__Extracted entries__.
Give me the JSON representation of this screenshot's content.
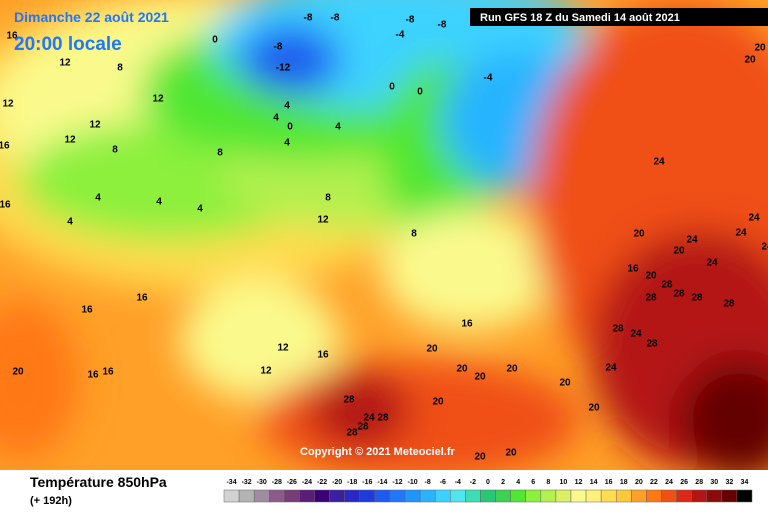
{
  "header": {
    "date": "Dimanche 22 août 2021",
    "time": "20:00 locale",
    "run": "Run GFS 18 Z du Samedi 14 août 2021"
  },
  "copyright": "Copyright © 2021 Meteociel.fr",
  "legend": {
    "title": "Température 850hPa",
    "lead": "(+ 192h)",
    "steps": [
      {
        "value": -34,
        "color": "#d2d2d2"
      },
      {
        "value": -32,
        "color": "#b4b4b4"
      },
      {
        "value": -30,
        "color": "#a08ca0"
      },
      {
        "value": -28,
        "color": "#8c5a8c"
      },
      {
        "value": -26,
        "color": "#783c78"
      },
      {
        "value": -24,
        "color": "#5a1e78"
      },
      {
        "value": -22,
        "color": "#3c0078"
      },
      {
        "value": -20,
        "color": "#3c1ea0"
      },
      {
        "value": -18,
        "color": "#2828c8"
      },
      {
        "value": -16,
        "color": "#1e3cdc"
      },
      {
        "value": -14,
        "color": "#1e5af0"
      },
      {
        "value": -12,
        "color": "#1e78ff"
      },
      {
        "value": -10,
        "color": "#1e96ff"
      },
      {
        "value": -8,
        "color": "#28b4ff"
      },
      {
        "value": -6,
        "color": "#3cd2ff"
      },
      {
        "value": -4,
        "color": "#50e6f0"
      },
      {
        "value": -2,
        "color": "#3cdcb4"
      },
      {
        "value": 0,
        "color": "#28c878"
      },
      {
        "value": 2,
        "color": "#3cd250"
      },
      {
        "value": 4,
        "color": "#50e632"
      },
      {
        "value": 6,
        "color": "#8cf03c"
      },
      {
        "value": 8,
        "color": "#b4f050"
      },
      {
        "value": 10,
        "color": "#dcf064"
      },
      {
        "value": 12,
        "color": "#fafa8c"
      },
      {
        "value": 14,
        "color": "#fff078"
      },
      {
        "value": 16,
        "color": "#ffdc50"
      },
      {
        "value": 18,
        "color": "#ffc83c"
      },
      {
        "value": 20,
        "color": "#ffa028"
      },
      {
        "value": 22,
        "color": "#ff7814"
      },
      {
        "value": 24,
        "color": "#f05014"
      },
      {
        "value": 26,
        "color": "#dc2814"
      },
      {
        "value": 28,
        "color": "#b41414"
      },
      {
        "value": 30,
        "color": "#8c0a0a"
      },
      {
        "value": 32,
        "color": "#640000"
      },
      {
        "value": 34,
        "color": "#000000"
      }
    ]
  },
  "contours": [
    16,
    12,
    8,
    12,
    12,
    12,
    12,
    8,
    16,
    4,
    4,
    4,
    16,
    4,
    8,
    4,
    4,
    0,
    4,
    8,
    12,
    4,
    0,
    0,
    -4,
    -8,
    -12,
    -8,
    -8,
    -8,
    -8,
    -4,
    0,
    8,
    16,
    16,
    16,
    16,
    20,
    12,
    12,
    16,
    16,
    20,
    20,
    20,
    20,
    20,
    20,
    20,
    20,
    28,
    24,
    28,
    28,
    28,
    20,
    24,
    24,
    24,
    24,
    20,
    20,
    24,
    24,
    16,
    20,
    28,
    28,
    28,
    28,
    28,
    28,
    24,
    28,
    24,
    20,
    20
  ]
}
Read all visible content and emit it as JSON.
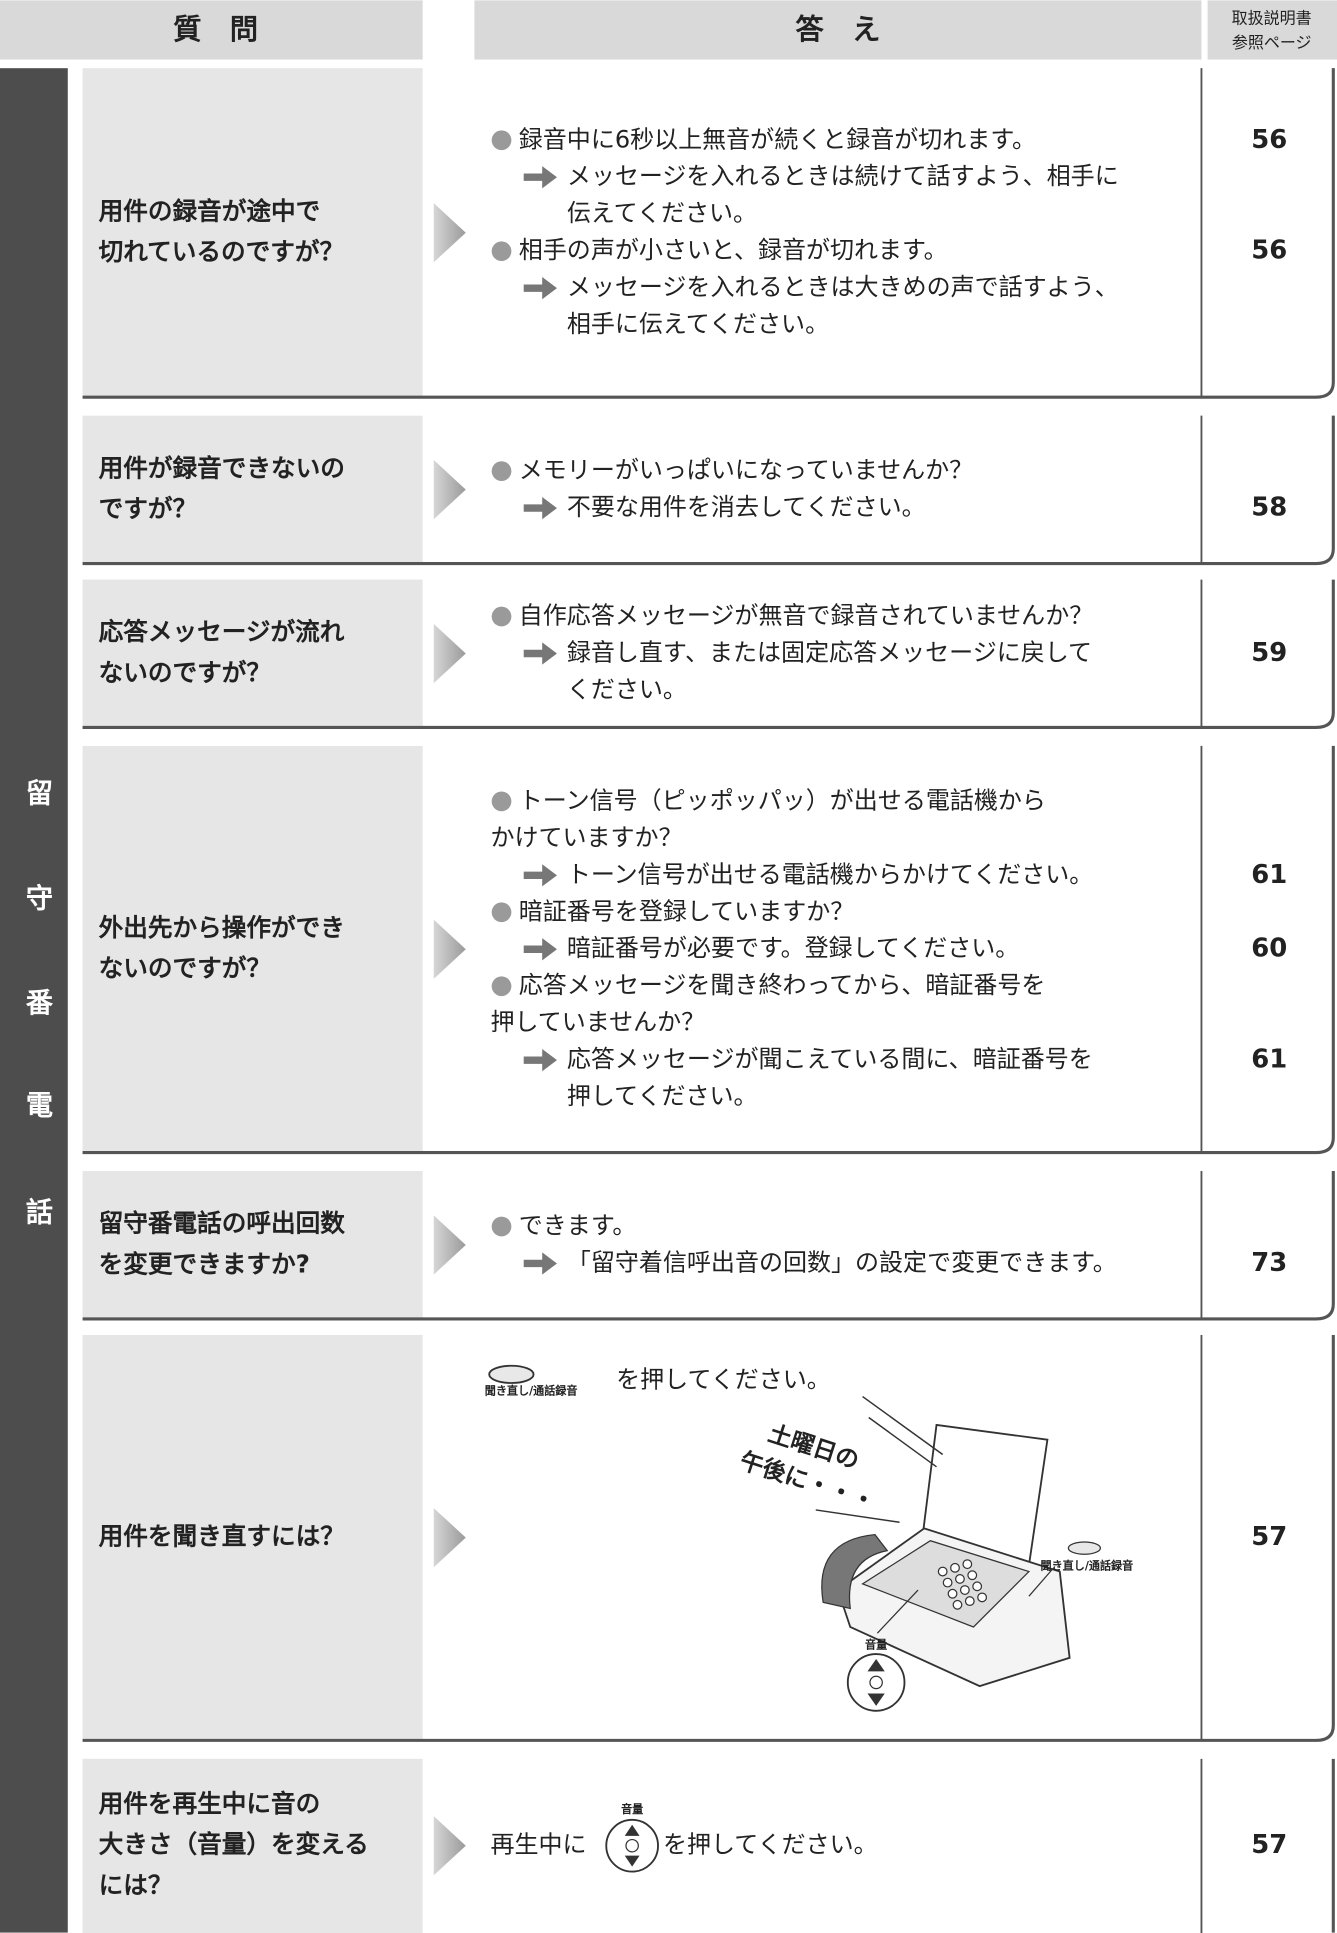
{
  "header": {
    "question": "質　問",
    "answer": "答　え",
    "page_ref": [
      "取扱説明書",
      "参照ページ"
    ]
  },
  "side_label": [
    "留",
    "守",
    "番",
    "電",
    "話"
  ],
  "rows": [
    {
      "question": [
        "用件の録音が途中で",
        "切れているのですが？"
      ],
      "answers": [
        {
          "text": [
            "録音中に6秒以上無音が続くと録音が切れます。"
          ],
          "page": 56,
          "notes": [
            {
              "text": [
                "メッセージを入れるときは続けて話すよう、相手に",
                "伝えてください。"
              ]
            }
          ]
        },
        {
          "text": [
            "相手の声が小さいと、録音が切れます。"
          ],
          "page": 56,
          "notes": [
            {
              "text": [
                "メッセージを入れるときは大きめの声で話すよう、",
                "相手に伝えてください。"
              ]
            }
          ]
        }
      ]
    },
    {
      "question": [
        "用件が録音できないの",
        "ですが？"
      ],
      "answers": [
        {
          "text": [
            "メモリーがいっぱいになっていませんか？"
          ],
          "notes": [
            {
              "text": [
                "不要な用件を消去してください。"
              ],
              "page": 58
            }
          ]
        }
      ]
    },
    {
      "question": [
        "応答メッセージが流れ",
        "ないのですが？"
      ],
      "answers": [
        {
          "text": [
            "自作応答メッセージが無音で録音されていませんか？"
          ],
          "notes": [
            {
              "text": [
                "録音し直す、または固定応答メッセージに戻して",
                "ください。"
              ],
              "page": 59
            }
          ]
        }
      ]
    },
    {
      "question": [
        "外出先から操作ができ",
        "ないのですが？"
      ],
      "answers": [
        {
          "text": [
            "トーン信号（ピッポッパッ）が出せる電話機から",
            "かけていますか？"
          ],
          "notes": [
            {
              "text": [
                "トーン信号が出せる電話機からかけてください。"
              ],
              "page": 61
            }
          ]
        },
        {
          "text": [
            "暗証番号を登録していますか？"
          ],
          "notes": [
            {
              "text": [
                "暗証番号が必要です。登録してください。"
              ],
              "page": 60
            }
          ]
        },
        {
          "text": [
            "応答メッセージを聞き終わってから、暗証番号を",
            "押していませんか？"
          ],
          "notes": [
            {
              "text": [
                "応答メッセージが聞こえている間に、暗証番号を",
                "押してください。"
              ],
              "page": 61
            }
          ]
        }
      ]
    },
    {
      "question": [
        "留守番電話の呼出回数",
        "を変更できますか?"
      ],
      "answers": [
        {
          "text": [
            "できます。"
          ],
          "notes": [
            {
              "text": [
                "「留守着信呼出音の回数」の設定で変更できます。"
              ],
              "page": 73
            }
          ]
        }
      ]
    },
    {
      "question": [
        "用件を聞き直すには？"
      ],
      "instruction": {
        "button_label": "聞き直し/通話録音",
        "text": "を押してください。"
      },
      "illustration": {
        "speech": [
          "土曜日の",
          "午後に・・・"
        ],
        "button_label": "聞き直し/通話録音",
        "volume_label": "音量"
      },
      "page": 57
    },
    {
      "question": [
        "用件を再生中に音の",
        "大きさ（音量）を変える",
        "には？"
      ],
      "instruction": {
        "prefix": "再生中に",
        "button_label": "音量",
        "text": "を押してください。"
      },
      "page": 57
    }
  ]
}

__Problem__.
Select every line in the material above where the string "août" occurs, and copy it.

__Exercise result__.
    "date": "Dimanche 22 août 2021",
    "run": "Run GFS 18 Z du Samedi 14 août 2021"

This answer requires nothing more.